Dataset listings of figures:

- - - -

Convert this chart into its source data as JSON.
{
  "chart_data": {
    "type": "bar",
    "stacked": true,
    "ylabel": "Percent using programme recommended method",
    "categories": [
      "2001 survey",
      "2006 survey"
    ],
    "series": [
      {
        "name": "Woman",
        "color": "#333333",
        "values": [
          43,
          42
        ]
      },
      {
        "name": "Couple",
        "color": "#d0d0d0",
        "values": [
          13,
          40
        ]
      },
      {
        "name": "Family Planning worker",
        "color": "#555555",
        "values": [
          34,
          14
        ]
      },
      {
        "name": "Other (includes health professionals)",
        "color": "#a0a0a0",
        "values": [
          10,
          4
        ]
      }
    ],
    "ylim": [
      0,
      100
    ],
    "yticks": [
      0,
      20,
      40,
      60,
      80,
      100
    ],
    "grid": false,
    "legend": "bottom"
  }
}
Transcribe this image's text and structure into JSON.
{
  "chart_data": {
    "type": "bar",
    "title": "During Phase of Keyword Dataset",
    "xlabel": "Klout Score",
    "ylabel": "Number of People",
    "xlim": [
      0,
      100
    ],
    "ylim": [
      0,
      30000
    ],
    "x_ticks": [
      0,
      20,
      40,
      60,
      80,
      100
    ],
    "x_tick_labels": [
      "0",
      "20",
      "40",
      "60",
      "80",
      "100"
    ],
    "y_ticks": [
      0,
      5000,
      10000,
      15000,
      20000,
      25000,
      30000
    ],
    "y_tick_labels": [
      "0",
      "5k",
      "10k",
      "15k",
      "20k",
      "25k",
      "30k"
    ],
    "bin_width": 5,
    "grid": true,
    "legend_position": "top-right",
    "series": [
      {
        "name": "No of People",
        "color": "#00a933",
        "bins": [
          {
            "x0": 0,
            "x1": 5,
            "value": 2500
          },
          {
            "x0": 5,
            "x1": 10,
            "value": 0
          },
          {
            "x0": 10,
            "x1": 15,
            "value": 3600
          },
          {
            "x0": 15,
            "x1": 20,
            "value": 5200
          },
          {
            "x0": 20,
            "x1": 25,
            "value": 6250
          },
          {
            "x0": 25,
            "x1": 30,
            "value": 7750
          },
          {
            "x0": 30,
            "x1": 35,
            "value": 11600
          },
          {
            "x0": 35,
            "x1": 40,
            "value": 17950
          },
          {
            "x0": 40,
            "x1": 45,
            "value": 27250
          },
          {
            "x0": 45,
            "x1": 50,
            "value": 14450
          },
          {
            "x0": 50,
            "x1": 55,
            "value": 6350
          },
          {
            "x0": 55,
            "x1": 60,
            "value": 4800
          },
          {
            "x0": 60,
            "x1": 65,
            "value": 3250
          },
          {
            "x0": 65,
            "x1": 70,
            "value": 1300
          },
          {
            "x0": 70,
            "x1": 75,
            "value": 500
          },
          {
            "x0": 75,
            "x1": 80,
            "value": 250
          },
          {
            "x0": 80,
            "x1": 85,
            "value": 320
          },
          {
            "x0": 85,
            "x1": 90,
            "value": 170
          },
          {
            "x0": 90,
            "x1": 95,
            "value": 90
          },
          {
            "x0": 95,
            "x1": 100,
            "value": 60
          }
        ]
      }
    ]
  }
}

- - - -

WRITTEN TASK: Take the entries above and copy them out exactly.

ANSWER TO THE TASK:
Convert this chart into its source data as JSON.
{
  "chart_data": {
    "type": "bar",
    "stacked": true,
    "ylabel": "Percent using programme recommended method",
    "categories": [
      "2001 survey",
      "2006 survey"
    ],
    "series": [
      {
        "name": "Woman",
        "color": "#333333",
        "values": [
          43,
          42
        ]
      },
      {
        "name": "Couple",
        "color": "#d0d0d0",
        "values": [
          13,
          40
        ]
      },
      {
        "name": "Family Planning worker",
        "color": "#555555",
        "values": [
          34,
          14
        ]
      },
      {
        "name": "Other (includes health professionals)",
        "color": "#a0a0a0",
        "values": [
          10,
          4
        ]
      }
    ],
    "ylim": [
      0,
      100
    ],
    "yticks": [
      0,
      20,
      40,
      60,
      80,
      100
    ],
    "grid": false,
    "legend": "bottom"
  }
}
Transcribe this image's text and structure into JSON.
{
  "chart_data": {
    "type": "bar",
    "title": "During Phase of Keyword Dataset",
    "xlabel": "Klout Score",
    "ylabel": "Number of People",
    "xlim": [
      0,
      100
    ],
    "ylim": [
      0,
      30000
    ],
    "x_ticks": [
      0,
      20,
      40,
      60,
      80,
      100
    ],
    "x_tick_labels": [
      "0",
      "20",
      "40",
      "60",
      "80",
      "100"
    ],
    "y_ticks": [
      0,
      5000,
      10000,
      15000,
      20000,
      25000,
      30000
    ],
    "y_tick_labels": [
      "0",
      "5k",
      "10k",
      "15k",
      "20k",
      "25k",
      "30k"
    ],
    "bin_width": 5,
    "grid": true,
    "legend_position": "top-right",
    "series": [
      {
        "name": "No of People",
        "color": "#00a933",
        "bins": [
          {
            "x0": 0,
            "x1": 5,
            "value": 2500
          },
          {
            "x0": 5,
            "x1": 10,
            "value": 0
          },
          {
            "x0": 10,
            "x1": 15,
            "value": 3600
          },
          {
            "x0": 15,
            "x1": 20,
            "value": 5200
          },
          {
            "x0": 20,
            "x1": 25,
            "value": 6250
          },
          {
            "x0": 25,
            "x1": 30,
            "value": 7750
          },
          {
            "x0": 30,
            "x1": 35,
            "value": 11600
          },
          {
            "x0": 35,
            "x1": 40,
            "value": 17950
          },
          {
            "x0": 40,
            "x1": 45,
            "value": 27250
          },
          {
            "x0": 45,
            "x1": 50,
            "value": 14450
          },
          {
            "x0": 50,
            "x1": 55,
            "value": 6350
          },
          {
            "x0": 55,
            "x1": 60,
            "value": 4800
          },
          {
            "x0": 60,
            "x1": 65,
            "value": 3250
          },
          {
            "x0": 65,
            "x1": 70,
            "value": 1300
          },
          {
            "x0": 70,
            "x1": 75,
            "value": 500
          },
          {
            "x0": 75,
            "x1": 80,
            "value": 250
          },
          {
            "x0": 80,
            "x1": 85,
            "value": 320
          },
          {
            "x0": 85,
            "x1": 90,
            "value": 170
          },
          {
            "x0": 90,
            "x1": 95,
            "value": 90
          },
          {
            "x0": 95,
            "x1": 100,
            "value": 60
          }
        ]
      }
    ]
  }
}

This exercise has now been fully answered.